§ Problem statement
Look through the material below. Copy each line that contains the string "deux".

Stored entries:
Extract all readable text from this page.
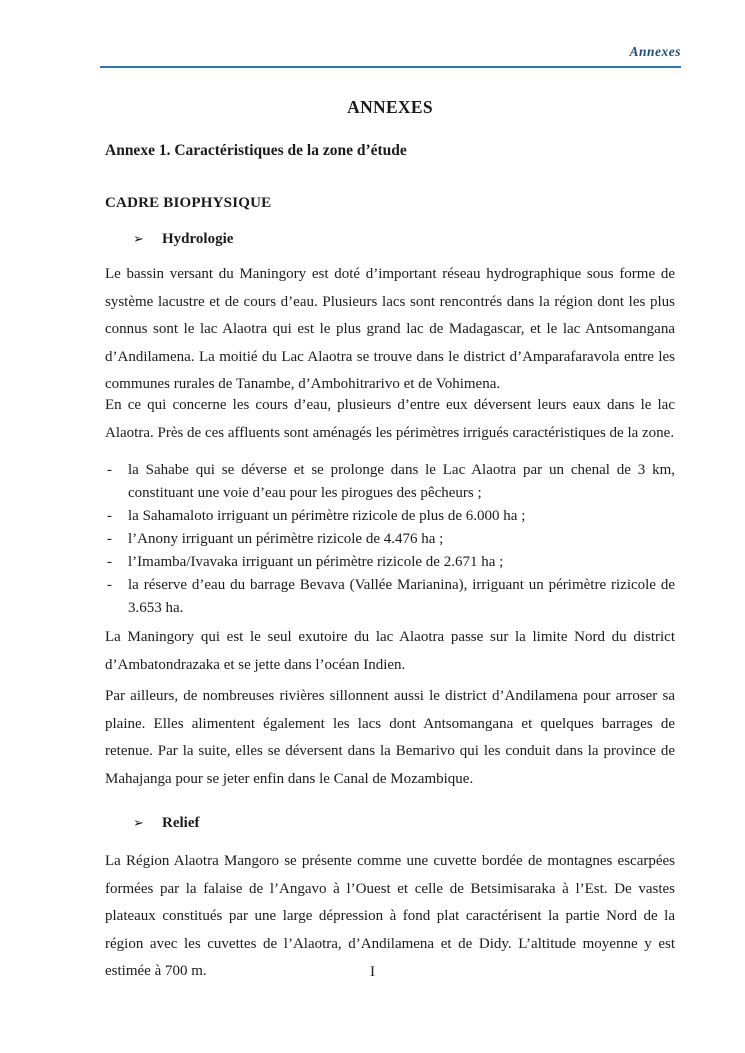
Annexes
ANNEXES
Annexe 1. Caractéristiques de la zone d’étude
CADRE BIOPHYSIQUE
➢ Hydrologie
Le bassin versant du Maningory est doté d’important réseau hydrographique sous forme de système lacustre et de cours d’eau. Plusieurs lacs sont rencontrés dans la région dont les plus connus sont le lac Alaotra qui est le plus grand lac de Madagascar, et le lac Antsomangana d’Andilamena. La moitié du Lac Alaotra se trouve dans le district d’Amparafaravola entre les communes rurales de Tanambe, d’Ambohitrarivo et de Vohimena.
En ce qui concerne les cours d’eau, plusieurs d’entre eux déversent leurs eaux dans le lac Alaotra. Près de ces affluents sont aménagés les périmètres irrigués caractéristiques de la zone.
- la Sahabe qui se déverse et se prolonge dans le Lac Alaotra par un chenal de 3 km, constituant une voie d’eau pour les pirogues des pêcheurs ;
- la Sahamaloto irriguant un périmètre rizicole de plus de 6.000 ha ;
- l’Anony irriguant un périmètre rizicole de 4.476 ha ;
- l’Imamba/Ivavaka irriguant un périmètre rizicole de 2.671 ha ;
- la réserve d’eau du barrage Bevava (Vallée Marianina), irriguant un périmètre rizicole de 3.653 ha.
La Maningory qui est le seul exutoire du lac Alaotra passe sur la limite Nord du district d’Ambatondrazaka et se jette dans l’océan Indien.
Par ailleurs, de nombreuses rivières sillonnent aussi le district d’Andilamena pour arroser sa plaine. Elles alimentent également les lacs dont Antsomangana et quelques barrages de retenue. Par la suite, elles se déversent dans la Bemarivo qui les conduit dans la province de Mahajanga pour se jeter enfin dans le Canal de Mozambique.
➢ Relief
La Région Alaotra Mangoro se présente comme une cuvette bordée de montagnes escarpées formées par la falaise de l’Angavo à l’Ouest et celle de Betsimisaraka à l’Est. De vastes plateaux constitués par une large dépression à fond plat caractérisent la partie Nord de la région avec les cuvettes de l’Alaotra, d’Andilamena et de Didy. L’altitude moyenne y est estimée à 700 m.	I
--
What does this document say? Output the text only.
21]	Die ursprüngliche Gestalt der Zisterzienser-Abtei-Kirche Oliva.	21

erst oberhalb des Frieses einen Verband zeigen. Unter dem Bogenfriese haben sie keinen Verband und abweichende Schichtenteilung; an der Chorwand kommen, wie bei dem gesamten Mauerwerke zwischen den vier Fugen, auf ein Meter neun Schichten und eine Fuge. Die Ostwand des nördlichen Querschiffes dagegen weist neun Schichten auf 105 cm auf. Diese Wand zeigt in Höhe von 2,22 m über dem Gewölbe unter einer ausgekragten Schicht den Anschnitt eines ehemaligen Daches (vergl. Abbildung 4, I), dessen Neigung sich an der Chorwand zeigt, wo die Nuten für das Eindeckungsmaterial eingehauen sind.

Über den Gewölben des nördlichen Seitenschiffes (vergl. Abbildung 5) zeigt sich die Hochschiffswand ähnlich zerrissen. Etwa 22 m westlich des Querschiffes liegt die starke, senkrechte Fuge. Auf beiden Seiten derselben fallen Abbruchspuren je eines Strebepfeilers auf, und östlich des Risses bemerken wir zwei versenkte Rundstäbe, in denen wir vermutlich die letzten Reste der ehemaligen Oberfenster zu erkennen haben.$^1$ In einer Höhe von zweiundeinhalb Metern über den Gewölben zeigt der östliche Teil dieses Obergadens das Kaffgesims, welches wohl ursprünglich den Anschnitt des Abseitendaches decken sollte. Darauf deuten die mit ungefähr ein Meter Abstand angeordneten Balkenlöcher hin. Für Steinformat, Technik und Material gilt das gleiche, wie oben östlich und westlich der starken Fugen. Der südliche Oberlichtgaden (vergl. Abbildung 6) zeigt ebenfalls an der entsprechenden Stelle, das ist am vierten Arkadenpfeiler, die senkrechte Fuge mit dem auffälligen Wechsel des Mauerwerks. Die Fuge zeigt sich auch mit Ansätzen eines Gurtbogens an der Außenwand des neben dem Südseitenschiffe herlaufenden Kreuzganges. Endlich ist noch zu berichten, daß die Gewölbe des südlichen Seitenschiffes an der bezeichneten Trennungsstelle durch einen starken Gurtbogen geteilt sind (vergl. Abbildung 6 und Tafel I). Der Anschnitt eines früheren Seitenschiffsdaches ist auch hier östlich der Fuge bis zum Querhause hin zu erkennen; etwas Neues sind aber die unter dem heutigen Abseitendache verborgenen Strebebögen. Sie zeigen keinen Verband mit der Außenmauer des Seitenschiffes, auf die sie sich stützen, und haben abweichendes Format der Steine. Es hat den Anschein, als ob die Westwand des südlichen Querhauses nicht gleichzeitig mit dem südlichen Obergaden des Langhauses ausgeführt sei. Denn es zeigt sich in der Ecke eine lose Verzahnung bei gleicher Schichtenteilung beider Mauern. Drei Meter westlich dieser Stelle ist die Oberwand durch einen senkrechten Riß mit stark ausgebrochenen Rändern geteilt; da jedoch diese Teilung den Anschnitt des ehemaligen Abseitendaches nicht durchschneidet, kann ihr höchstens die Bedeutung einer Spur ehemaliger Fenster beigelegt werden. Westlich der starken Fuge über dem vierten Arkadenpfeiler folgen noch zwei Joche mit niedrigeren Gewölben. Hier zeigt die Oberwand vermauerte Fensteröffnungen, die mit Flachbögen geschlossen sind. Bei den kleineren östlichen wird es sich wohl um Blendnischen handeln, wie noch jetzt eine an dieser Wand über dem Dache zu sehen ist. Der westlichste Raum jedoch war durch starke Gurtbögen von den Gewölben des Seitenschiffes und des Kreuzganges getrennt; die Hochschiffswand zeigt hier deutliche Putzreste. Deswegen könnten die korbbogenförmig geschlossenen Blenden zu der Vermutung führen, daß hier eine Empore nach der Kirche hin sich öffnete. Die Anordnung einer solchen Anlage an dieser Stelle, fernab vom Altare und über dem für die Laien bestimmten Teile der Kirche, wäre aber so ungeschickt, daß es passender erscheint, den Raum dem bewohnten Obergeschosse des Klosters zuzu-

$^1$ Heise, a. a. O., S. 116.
* * *
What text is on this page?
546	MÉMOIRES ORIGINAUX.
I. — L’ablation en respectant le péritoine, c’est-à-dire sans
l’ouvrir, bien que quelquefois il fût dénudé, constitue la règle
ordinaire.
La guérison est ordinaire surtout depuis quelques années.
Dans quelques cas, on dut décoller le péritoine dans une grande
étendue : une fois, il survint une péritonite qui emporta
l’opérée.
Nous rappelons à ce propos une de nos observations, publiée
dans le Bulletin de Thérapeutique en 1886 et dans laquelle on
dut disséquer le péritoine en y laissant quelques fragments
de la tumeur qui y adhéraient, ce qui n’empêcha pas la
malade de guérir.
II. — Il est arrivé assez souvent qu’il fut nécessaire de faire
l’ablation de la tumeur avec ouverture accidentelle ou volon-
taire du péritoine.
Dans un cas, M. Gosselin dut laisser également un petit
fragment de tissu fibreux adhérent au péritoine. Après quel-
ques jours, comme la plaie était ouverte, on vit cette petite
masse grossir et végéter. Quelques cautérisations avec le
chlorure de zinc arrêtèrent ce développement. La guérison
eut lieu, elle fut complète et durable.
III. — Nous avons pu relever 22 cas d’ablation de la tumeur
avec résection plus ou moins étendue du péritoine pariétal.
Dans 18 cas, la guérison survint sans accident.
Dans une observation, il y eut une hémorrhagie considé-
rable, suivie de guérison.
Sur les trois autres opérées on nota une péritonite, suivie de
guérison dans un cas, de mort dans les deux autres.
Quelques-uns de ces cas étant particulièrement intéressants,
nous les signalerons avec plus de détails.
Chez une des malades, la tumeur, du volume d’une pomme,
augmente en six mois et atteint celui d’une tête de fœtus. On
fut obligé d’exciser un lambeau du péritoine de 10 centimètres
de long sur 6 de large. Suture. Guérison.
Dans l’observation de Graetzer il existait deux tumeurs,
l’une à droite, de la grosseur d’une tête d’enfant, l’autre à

§ Solution to the problem
guérison dans un cas, de mort dans les deux autres.
Dans l’observation de Graetzer il existait deux tumeurs,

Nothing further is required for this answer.